== EXERCISE AIM ==
Each entry below should be echoed exactly, with pictures omitted.

== GIVEN DATA ==
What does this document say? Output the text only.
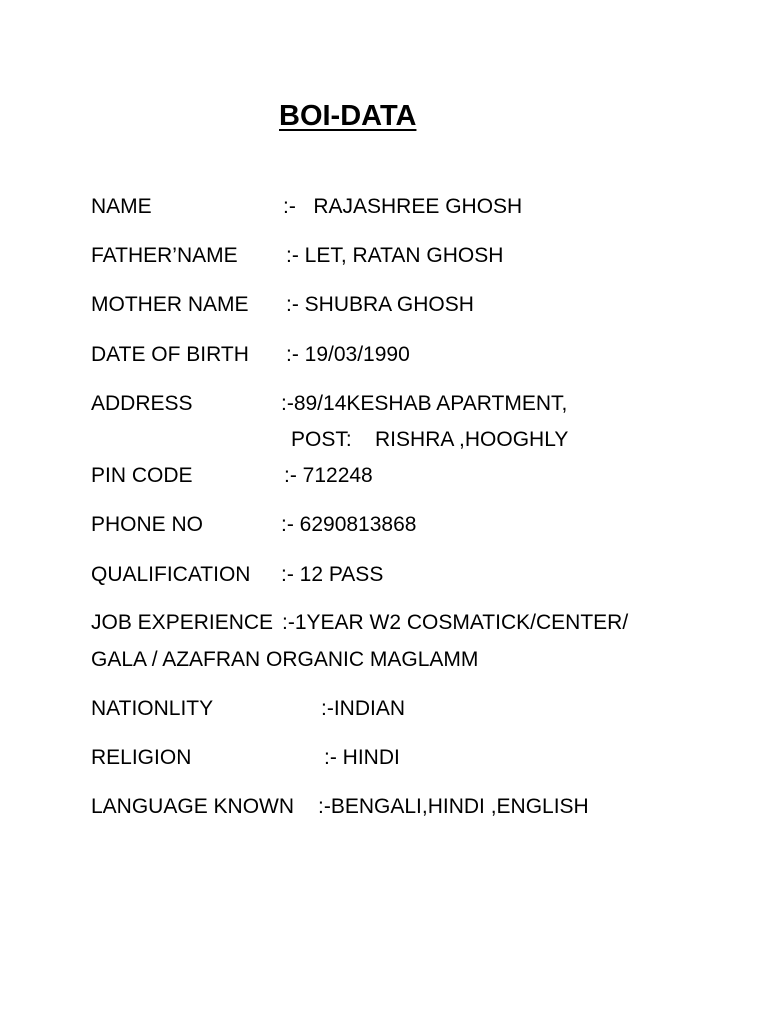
BOI-DATA
NAME	:-   RAJASHREE GHOSH
FATHER’NAME :- LET, RATAN GHOSH
MOTHER NAME :- SHUBRA GHOSH
DATE OF BIRTH :- 19/03/1990
ADDRESS	:-89/14KESHAB APARTMENT,
POST:    RISHRA ,HOOGHLY
PIN CODE	:- 712248
PHONE NO	:- 6290813868
QUALIFICATION :- 12 PASS
JOB EXPERIENCE :-1YEAR W2 COSMATICK/CENTER/
GALA / AZAFRAN ORGANIC MAGLAMM
NATIONLITY	:-INDIAN
RELIGION	:- HINDI
LANGUAGE KNOWN :-BENGALI,HINDI ,ENGLISH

== FINAL ANSWER ==
What does this document say? Output the text only.
BOI-DATA
NAME	:-   RAJASHREE GHOSH
FATHER’NAME :- LET, RATAN GHOSH
MOTHER NAME :- SHUBRA GHOSH
DATE OF BIRTH :- 19/03/1990
ADDRESS	:-89/14KESHAB APARTMENT,
POST:    RISHRA ,HOOGHLY
PIN CODE	:- 712248
PHONE NO	:- 6290813868
QUALIFICATION :- 12 PASS
JOB EXPERIENCE :-1YEAR W2 COSMATICK/CENTER/
GALA / AZAFRAN ORGANIC MAGLAMM
NATIONLITY	:-INDIAN
RELIGION	:- HINDI
LANGUAGE KNOWN :-BENGALI,HINDI ,ENGLISH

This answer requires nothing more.